_Source data_.
────────────────────────────────────────

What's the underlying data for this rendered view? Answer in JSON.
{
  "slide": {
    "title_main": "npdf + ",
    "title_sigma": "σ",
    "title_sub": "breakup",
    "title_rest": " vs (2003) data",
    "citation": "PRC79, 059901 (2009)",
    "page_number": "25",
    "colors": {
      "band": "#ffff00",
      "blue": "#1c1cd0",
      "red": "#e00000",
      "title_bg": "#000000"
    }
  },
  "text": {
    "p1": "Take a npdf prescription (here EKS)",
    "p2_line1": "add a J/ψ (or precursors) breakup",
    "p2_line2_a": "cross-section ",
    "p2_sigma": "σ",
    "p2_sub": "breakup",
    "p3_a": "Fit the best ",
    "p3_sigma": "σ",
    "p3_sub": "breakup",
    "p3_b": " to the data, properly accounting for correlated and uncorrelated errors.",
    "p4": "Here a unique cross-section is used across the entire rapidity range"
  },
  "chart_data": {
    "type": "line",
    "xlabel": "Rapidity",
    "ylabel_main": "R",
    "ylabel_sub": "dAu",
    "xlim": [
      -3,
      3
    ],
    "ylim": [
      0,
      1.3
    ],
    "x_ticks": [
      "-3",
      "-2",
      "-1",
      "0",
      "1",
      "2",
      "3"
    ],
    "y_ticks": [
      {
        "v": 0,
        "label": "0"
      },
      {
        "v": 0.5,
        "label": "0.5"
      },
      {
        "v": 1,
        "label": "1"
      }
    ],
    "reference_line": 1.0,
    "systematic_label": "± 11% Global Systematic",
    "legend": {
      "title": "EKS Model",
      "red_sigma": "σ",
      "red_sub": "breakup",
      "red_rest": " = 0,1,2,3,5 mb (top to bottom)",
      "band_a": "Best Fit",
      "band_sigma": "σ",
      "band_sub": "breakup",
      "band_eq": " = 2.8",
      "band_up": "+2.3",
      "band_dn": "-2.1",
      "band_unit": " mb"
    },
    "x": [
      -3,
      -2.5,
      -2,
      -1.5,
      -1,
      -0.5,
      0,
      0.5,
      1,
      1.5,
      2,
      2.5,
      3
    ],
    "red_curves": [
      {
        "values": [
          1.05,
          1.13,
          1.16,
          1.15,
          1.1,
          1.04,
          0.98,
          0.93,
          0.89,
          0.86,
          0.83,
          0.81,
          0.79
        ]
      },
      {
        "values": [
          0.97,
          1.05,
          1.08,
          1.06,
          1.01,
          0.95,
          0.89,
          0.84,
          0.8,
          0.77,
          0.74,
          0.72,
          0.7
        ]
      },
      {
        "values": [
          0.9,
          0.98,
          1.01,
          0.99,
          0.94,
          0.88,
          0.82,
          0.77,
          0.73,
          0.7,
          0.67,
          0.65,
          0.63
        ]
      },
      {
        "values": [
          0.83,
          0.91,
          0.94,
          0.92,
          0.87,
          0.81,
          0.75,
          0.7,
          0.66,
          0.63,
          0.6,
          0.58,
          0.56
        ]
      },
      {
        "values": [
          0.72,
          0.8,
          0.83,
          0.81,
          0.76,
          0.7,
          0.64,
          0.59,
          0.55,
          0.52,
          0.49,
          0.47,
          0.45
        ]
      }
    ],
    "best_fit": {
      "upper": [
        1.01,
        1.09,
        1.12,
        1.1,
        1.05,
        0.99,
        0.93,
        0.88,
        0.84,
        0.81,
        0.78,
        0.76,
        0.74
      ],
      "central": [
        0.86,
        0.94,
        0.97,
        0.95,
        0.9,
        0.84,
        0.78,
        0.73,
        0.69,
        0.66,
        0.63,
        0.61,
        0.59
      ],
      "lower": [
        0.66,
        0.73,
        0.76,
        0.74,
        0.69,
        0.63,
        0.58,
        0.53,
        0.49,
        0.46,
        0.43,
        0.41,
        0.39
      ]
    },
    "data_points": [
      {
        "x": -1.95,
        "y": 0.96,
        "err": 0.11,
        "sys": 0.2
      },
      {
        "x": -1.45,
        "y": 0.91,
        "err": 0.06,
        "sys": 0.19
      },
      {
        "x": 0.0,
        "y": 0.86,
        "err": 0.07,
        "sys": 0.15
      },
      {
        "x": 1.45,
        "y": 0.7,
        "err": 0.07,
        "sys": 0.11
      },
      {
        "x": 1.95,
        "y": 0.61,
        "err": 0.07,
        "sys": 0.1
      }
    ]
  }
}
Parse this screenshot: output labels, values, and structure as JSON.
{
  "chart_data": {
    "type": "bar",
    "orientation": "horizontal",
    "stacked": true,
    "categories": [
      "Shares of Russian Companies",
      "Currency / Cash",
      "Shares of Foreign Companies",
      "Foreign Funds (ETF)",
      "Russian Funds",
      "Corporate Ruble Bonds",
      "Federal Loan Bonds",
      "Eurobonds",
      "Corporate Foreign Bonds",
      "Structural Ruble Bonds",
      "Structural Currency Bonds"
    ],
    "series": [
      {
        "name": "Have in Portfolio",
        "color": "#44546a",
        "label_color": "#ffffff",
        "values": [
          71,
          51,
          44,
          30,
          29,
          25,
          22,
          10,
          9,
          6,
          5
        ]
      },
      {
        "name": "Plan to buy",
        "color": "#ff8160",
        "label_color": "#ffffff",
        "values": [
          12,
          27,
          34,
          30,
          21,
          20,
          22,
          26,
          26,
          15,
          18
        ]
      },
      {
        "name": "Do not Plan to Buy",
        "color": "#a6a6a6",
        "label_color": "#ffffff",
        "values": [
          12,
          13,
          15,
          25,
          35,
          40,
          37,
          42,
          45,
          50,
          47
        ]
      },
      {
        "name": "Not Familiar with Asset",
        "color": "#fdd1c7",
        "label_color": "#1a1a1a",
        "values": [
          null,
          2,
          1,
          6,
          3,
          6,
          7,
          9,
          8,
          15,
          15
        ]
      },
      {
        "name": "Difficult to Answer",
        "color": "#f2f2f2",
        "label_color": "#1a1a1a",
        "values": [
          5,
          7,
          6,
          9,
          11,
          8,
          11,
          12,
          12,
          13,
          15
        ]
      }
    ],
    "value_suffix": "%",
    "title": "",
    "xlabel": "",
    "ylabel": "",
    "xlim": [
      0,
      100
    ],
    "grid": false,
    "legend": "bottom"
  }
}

────────────────────────────────────────

_Job_.
List the lines of the material in which the word "Shares" occurs.

_Task output_.
      "Shares of Russian Companies",
      "Shares of Foreign Companies",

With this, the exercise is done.